_Job:_
Your task is to output the data exactly as it stands.

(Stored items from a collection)
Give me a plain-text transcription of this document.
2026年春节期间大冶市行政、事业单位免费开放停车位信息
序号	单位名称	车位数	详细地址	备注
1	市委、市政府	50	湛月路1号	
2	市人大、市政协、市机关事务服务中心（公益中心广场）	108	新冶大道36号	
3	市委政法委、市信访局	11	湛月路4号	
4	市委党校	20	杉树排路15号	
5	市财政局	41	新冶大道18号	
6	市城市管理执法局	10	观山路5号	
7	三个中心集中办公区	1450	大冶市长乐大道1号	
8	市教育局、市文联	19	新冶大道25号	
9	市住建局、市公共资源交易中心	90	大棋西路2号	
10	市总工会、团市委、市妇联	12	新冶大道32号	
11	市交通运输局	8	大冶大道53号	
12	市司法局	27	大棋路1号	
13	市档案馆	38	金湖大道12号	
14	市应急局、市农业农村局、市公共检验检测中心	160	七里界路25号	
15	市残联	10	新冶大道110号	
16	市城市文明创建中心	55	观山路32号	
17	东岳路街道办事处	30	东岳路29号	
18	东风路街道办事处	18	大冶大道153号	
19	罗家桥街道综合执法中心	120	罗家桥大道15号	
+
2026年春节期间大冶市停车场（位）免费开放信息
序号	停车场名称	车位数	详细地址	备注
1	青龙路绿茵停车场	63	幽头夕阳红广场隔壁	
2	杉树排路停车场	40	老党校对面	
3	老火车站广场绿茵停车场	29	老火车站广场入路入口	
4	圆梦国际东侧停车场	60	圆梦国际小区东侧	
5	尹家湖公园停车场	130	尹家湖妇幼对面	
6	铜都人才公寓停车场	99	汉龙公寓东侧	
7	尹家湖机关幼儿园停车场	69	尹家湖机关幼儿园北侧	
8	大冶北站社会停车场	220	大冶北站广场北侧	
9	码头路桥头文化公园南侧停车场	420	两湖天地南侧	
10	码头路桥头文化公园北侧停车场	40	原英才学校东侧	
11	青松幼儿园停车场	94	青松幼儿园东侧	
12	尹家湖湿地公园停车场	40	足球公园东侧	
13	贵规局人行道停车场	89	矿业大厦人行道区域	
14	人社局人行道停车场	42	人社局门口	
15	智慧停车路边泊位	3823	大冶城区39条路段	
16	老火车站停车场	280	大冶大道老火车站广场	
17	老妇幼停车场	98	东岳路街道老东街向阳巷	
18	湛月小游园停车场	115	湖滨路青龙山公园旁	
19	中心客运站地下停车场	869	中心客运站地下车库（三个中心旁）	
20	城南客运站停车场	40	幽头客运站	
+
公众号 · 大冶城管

_Result:_
Give me a plain-text transcription of this document.
2026年春节期间大冶市行政、事业单位免费开放停车位信息
序号	单位名称	车位数	详细地址	备注
1	市委、市政府	50	湛月路1号	
2	市人大、市政协、市机关事务服务中心（公益中心广场）	108	新冶大道36号	
3	市委政法委、市信访局	11	湛月路4号	
4	市委党校	20	杉树排路15号	
5	市财政局	41	新冶大道18号	
6	市城市管理执法局	10	观山路5号	
7	三个中心集中办公区	1450	大冶市长乐大道1号	
8	市教育局、市文联	19	新冶大道25号	
9	市住建局、市公共资源交易中心	90	大棋西路2号	
10	市总工会、团市委、市妇联	12	新冶大道32号	
11	市交通运输局	8	大冶大道53号	
12	市司法局	27	大棋路1号	
13	市档案馆	38	金湖大道12号	
14	市应急局、市农业农村局、市公共检验检测中心	160	七里界路25号	
15	市残联	10	新冶大道110号	
16	市城市文明创建中心	55	观山路32号	
17	东岳路街道办事处	30	东岳路29号	
18	东风路街道办事处	18	大冶大道153号	
19	罗家桥街道综合执法中心	120	罗家桥大道15号	
+
2026年春节期间大冶市停车场（位）免费开放信息
序号	停车场名称	车位数	详细地址	备注
1	青龙路绿茵停车场	63	幽头夕阳红广场隔壁	
2	杉树排路停车场	40	老党校对面	
3	老火车站广场绿茵停车场	29	老火车站广场入路入口	
4	圆梦国际东侧停车场	60	圆梦国际小区东侧	
5	尹家湖公园停车场	130	尹家湖妇幼对面	
6	铜都人才公寓停车场	99	汉龙公寓东侧	
7	尹家湖机关幼儿园停车场	69	尹家湖机关幼儿园北侧	
8	大冶北站社会停车场	220	大冶北站广场北侧	
9	码头路桥头文化公园南侧停车场	420	两湖天地南侧	
10	码头路桥头文化公园北侧停车场	40	原英才学校东侧	
11	青松幼儿园停车场	94	青松幼儿园东侧	
12	尹家湖湿地公园停车场	40	足球公园东侧	
13	贵规局人行道停车场	89	矿业大厦人行道区域	
14	人社局人行道停车场	42	人社局门口	
15	智慧停车路边泊位	3823	大冶城区39条路段	
16	老火车站停车场	280	大冶大道老火车站广场	
17	老妇幼停车场	98	东岳路街道老东街向阳巷	
18	湛月小游园停车场	115	湖滨路青龙山公园旁	
19	中心客运站地下停车场	869	中心客运站地下车库（三个中心旁）	
20	城南客运站停车场	40	幽头客运站	
+
公众号 · 大冶城管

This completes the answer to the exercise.